= WORK REQUIRED =
Return the number of lines in which the word "title" appears; add nothing else.

= ENTRIES PROVIDED =
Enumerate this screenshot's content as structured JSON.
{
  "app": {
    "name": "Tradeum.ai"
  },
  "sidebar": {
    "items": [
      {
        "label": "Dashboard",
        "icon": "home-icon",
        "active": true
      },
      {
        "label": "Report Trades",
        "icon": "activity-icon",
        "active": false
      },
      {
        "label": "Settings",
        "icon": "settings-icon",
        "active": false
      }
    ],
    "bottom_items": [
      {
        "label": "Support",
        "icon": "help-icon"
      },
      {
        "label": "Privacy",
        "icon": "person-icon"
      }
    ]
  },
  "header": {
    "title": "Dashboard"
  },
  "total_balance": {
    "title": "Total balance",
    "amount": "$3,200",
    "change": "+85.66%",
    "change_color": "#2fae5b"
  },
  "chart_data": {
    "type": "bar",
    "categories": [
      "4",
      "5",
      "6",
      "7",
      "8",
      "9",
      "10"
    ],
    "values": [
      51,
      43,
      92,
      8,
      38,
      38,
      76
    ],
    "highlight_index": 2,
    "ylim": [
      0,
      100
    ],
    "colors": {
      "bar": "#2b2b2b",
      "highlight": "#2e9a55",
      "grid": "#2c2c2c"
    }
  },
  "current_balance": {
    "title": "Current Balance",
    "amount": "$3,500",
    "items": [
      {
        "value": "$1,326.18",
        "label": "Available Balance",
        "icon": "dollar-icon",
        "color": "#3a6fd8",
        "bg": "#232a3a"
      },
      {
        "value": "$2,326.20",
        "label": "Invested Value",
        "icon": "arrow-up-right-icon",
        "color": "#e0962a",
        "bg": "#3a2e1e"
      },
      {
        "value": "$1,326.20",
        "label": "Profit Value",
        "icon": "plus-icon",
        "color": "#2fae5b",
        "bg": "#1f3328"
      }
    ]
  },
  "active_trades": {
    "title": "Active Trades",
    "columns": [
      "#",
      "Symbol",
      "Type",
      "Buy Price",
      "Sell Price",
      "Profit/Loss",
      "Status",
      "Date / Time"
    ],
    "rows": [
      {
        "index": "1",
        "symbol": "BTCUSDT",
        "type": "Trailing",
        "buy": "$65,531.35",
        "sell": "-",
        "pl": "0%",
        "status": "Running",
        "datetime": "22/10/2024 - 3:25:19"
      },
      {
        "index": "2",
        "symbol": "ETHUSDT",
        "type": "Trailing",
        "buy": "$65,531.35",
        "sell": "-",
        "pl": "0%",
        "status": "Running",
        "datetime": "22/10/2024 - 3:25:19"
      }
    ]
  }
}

= RESULT =
4